Aim:
Extract every line where the string "document" appears.

(Saved data entries)

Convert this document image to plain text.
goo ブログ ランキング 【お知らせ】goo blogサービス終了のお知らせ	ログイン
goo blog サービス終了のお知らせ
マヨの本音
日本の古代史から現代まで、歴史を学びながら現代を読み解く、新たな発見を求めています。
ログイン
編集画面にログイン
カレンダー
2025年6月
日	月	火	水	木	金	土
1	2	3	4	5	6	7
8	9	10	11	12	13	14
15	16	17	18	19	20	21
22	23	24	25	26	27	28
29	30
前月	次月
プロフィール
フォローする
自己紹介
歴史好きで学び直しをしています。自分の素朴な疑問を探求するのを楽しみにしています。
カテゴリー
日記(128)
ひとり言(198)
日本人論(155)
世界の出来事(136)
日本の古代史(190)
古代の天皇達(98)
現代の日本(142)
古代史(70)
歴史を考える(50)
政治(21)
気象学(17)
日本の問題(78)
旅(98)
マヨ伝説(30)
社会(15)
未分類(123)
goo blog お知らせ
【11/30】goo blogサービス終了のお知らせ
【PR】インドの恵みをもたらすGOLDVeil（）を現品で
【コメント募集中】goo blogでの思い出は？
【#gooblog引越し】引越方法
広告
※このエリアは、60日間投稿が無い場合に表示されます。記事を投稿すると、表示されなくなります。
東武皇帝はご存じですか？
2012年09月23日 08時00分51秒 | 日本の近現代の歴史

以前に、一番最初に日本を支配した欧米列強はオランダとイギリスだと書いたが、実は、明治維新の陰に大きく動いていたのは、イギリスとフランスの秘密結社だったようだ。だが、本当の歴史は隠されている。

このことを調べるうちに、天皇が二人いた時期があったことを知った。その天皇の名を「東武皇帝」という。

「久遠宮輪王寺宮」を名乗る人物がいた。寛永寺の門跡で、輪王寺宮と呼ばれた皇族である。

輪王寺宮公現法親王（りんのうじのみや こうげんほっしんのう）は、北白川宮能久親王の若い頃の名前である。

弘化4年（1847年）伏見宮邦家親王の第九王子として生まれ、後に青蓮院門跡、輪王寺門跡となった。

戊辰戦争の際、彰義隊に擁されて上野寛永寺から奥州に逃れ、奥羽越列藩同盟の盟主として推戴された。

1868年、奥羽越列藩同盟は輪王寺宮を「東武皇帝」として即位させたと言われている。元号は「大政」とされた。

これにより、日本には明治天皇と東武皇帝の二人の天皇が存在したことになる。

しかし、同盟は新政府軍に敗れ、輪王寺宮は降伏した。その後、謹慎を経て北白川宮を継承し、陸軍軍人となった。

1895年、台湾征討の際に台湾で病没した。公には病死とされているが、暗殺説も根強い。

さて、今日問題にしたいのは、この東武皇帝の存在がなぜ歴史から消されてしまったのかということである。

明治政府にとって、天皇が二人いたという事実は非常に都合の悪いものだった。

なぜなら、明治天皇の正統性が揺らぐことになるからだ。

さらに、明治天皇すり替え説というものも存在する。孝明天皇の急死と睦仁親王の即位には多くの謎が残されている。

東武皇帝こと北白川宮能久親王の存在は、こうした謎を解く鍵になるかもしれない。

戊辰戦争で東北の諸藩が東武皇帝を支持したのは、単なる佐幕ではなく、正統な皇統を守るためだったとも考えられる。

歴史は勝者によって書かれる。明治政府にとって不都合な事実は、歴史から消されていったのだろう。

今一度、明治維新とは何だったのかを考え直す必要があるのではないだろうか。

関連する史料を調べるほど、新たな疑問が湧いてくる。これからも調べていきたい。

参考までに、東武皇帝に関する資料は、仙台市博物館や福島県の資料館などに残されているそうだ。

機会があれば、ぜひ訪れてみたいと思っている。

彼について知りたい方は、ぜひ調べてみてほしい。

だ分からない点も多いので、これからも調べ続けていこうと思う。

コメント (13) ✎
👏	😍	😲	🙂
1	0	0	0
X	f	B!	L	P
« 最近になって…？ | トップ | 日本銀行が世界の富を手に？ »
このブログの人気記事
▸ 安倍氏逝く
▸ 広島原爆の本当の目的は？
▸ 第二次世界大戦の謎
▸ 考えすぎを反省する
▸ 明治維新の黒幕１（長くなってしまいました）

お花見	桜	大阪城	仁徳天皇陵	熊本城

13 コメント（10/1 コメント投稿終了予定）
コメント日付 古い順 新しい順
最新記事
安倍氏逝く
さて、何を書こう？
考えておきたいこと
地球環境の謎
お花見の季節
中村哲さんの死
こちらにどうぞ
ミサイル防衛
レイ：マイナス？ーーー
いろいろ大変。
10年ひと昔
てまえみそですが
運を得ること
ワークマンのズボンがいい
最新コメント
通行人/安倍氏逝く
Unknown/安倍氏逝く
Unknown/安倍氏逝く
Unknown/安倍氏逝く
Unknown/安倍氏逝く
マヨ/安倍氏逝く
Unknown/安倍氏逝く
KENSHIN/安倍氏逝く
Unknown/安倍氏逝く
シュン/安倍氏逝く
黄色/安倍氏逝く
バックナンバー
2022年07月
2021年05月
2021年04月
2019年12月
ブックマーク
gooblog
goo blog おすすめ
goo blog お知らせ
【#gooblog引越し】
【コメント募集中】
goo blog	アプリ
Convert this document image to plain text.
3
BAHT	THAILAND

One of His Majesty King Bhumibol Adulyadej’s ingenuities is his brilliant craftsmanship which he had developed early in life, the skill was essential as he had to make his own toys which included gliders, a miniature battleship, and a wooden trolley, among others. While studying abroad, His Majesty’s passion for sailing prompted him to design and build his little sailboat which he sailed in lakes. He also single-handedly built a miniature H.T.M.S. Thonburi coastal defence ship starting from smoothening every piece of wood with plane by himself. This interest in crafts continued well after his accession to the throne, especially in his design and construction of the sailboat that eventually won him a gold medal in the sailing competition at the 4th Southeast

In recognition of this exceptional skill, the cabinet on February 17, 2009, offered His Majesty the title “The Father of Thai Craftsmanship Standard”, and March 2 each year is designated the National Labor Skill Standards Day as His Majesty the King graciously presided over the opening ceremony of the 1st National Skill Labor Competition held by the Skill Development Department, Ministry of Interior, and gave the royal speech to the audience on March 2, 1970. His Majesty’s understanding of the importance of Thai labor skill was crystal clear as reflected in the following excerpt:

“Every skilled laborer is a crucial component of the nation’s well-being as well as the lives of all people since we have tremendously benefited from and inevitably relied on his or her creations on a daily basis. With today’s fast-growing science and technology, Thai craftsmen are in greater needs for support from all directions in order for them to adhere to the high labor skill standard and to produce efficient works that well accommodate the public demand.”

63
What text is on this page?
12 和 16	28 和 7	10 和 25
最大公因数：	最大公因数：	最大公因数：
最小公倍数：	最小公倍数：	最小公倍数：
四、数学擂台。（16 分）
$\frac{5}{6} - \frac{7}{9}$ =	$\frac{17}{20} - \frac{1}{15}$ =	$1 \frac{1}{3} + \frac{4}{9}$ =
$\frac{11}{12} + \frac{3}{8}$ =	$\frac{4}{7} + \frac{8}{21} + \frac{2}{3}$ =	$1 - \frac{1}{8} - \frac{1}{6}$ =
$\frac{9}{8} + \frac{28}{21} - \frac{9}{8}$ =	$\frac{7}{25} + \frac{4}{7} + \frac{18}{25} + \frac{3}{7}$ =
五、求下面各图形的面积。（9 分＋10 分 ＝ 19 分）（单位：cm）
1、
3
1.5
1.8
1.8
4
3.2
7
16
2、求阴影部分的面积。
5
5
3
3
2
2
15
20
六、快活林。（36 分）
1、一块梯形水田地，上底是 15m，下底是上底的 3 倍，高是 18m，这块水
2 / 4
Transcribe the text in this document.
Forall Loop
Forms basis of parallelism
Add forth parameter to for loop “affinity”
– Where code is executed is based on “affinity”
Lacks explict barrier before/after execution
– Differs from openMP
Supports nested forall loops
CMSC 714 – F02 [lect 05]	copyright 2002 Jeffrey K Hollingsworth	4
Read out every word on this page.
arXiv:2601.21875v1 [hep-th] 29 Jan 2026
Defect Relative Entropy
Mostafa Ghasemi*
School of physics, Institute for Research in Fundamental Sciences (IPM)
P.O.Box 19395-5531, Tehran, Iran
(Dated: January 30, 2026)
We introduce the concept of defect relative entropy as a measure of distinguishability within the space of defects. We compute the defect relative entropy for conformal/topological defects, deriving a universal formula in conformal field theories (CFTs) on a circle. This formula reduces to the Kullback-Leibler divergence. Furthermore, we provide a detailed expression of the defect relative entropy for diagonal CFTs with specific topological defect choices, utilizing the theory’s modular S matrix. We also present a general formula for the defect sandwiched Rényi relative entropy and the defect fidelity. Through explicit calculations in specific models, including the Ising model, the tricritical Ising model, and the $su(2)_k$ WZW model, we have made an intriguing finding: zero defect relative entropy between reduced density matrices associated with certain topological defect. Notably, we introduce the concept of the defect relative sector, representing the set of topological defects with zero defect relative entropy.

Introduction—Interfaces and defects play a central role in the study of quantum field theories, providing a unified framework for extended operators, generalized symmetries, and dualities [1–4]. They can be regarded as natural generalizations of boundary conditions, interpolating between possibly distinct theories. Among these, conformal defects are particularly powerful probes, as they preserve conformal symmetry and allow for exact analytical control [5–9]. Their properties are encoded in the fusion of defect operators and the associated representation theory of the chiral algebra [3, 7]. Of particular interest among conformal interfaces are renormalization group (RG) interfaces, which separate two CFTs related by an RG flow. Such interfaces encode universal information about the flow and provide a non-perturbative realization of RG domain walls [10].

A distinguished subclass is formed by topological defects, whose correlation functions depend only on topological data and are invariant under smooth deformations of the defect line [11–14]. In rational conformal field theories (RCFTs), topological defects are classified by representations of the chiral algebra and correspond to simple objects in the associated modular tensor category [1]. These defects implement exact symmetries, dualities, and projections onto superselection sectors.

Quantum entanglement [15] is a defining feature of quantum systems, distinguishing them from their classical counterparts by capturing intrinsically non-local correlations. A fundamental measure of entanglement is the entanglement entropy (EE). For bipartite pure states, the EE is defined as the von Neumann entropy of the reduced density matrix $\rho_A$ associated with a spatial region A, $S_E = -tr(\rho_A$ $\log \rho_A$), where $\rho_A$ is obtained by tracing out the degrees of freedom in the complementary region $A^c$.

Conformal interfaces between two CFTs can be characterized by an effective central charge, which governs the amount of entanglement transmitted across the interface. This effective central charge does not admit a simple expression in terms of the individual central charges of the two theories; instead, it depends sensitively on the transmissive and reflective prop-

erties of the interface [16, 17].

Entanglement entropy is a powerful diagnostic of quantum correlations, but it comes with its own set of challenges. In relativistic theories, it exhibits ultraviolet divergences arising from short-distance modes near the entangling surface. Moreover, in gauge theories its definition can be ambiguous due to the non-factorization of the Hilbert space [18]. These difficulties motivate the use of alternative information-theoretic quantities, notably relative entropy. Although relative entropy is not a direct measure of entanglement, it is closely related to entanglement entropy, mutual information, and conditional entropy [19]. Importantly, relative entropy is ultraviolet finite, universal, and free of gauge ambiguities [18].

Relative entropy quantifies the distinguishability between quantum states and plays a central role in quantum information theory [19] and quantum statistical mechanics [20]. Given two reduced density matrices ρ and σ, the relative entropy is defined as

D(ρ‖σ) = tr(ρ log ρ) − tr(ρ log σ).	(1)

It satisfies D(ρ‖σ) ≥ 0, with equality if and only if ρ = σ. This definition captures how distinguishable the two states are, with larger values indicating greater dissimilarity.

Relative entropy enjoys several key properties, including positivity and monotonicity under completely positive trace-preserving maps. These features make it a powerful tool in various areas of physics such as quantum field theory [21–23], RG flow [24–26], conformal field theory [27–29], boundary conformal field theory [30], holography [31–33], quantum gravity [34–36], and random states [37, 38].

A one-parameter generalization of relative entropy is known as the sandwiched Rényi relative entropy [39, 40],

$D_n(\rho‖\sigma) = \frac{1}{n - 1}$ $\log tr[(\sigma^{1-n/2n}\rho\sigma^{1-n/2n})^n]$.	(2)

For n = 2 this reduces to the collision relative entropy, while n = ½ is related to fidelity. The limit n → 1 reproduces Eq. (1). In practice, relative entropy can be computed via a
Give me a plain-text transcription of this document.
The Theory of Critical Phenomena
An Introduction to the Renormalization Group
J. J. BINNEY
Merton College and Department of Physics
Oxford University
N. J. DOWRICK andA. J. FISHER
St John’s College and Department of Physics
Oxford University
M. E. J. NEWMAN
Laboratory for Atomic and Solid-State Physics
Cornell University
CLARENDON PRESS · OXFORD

Solution to this task:
Convert this document image to plain text.
Convert this document image to plain text.
Transcribe the text in this document.
Give me a plain-text transcription of this document.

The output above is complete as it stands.